*What the exercise asks*:
Are you able to quote each entry exactly as written?

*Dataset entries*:
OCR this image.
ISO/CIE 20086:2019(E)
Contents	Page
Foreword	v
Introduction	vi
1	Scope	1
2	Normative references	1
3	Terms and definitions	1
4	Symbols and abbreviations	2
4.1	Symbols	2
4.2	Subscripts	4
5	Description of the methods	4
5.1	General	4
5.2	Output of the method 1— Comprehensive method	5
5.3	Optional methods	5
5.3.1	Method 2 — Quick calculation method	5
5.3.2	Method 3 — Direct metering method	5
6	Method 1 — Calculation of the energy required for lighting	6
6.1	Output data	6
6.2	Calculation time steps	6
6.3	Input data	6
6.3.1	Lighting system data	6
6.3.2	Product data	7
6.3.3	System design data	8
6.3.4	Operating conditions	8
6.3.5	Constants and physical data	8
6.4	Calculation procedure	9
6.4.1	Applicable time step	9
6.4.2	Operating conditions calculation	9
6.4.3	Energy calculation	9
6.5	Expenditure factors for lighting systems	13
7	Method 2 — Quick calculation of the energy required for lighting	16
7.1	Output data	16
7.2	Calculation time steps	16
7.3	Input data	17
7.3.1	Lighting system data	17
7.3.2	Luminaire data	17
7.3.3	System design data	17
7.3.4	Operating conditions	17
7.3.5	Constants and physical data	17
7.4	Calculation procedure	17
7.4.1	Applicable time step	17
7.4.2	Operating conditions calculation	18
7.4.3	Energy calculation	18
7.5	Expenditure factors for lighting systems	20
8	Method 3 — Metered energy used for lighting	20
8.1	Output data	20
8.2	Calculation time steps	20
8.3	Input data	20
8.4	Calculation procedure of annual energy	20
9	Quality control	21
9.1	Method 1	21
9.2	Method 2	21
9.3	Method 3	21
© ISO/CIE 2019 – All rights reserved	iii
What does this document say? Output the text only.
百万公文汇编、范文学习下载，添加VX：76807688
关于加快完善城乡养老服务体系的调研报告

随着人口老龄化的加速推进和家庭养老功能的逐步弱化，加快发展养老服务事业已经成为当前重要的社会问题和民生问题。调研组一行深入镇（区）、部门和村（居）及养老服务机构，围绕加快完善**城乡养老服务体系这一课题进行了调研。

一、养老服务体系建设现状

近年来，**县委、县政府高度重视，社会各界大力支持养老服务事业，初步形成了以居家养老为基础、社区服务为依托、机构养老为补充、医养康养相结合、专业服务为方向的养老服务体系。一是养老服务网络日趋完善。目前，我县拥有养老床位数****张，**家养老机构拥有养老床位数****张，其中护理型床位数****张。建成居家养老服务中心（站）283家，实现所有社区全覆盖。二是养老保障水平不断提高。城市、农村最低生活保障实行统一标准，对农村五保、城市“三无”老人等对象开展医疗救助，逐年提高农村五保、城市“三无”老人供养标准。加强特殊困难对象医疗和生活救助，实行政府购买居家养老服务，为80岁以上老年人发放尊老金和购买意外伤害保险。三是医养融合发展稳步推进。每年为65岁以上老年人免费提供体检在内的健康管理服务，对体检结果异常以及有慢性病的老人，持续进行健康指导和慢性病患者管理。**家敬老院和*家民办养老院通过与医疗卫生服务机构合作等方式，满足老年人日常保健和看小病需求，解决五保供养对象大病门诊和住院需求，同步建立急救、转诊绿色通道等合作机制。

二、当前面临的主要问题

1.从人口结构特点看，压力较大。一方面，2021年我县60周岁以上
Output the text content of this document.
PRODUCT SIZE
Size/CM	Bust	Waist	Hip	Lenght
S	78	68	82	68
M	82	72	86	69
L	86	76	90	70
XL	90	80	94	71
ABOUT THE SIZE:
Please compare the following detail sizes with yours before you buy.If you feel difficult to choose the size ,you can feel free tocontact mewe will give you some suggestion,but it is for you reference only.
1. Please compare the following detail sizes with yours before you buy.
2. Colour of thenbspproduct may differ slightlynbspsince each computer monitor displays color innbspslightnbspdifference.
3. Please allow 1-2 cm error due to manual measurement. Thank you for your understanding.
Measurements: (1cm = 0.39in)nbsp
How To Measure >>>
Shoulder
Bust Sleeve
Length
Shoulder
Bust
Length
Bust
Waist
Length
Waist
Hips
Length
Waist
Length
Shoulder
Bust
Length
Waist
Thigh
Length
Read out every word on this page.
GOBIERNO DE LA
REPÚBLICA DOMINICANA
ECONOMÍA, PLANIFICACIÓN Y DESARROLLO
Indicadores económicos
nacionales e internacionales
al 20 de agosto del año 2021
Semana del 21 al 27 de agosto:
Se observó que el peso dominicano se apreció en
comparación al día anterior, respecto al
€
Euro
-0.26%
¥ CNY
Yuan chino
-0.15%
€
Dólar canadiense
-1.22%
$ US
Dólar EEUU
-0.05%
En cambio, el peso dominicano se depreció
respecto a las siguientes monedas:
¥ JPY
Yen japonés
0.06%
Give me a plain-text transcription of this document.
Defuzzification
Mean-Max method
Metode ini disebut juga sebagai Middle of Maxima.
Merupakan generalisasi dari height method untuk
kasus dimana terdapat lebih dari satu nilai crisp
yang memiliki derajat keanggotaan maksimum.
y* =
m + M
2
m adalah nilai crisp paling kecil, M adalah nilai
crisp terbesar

*Exercise answer*:
OCR this image.
ISO/CIE 20086:2019(E)
Contents	Page
Foreword	v
Introduction	vi
1	Scope	1
2	Normative references	1
3	Terms and definitions	1
4	Symbols and abbreviations	2
4.1	Symbols	2
4.2	Subscripts	4
5	Description of the methods	4
5.1	General	4
5.2	Output of the method 1— Comprehensive method	5
5.3	Optional methods	5
5.3.1	Method 2 — Quick calculation method	5
5.3.2	Method 3 — Direct metering method	5
6	Method 1 — Calculation of the energy required for lighting	6
6.1	Output data	6
6.2	Calculation time steps	6
6.3	Input data	6
6.3.1	Lighting system data	6
6.3.2	Product data	7
6.3.3	System design data	8
6.3.4	Operating conditions	8
6.3.5	Constants and physical data	8
6.4	Calculation procedure	9
6.4.1	Applicable time step	9
6.4.2	Operating conditions calculation	9
6.4.3	Energy calculation	9
6.5	Expenditure factors for lighting systems	13
7	Method 2 — Quick calculation of the energy required for lighting	16
7.1	Output data	16
7.2	Calculation time steps	16
7.3	Input data	17
7.3.1	Lighting system data	17
7.3.2	Luminaire data	17
7.3.3	System design data	17
7.3.4	Operating conditions	17
7.3.5	Constants and physical data	17
7.4	Calculation procedure	17
7.4.1	Applicable time step	17
7.4.2	Operating conditions calculation	18
7.4.3	Energy calculation	18
7.5	Expenditure factors for lighting systems	20
8	Method 3 — Metered energy used for lighting	20
8.1	Output data	20
8.2	Calculation time steps	20
8.3	Input data	20
8.4	Calculation procedure of annual energy	20
9	Quality control	21
9.1	Method 1	21
9.2	Method 2	21
9.3	Method 3	21
© ISO/CIE 2019 – All rights reserved	iii
What does this document say? Output the text only.
百万公文汇编、范文学习下载，添加VX：76807688
关于加快完善城乡养老服务体系的调研报告

随着人口老龄化的加速推进和家庭养老功能的逐步弱化，加快发展养老服务事业已经成为当前重要的社会问题和民生问题。调研组一行深入镇（区）、部门和村（居）及养老服务机构，围绕加快完善**城乡养老服务体系这一课题进行了调研。

一、养老服务体系建设现状

近年来，**县委、县政府高度重视，社会各界大力支持养老服务事业，初步形成了以居家养老为基础、社区服务为依托、机构养老为补充、医养康养相结合、专业服务为方向的养老服务体系。一是养老服务网络日趋完善。目前，我县拥有养老床位数****张，**家养老机构拥有养老床位数****张，其中护理型床位数****张。建成居家养老服务中心（站）283家，实现所有社区全覆盖。二是养老保障水平不断提高。城市、农村最低生活保障实行统一标准，对农村五保、城市“三无”老人等对象开展医疗救助，逐年提高农村五保、城市“三无”老人供养标准。加强特殊困难对象医疗和生活救助，实行政府购买居家养老服务，为80岁以上老年人发放尊老金和购买意外伤害保险。三是医养融合发展稳步推进。每年为65岁以上老年人免费提供体检在内的健康管理服务，对体检结果异常以及有慢性病的老人，持续进行健康指导和慢性病患者管理。**家敬老院和*家民办养老院通过与医疗卫生服务机构合作等方式，满足老年人日常保健和看小病需求，解决五保供养对象大病门诊和住院需求，同步建立急救、转诊绿色通道等合作机制。

二、当前面临的主要问题

1.从人口结构特点看，压力较大。一方面，2021年我县60周岁以上
Output the text content of this document.
PRODUCT SIZE
Size/CM	Bust	Waist	Hip	Lenght
S	78	68	82	68
M	82	72	86	69
L	86	76	90	70
XL	90	80	94	71
ABOUT THE SIZE:
Please compare the following detail sizes with yours before you buy.If you feel difficult to choose the size ,you can feel free tocontact mewe will give you some suggestion,but it is for you reference only.
1. Please compare the following detail sizes with yours before you buy.
2. Colour of thenbspproduct may differ slightlynbspsince each computer monitor displays color innbspslightnbspdifference.
3. Please allow 1-2 cm error due to manual measurement. Thank you for your understanding.
Measurements: (1cm = 0.39in)nbsp
How To Measure >>>
Shoulder
Bust Sleeve
Length
Shoulder
Bust
Length
Bust
Waist
Length
Waist
Hips
Length
Waist
Length
Shoulder
Bust
Length
Waist
Thigh
Length
Read out every word on this page.
GOBIERNO DE LA
REPÚBLICA DOMINICANA
ECONOMÍA, PLANIFICACIÓN Y DESARROLLO
Indicadores económicos
nacionales e internacionales
al 20 de agosto del año 2021
Semana del 21 al 27 de agosto:
Se observó que el peso dominicano se apreció en
comparación al día anterior, respecto al
€
Euro
-0.26%
¥ CNY
Yuan chino
-0.15%
€
Dólar canadiense
-1.22%
$ US
Dólar EEUU
-0.05%
En cambio, el peso dominicano se depreció
respecto a las siguientes monedas:
¥ JPY
Yen japonés
0.06%
Give me a plain-text transcription of this document.
Defuzzification
Mean-Max method
Metode ini disebut juga sebagai Middle of Maxima.
Merupakan generalisasi dari height method untuk
kasus dimana terdapat lebih dari satu nilai crisp
yang memiliki derajat keanggotaan maksimum.
y* =
m + M
2
m adalah nilai crisp paling kecil, M adalah nilai
crisp terbesar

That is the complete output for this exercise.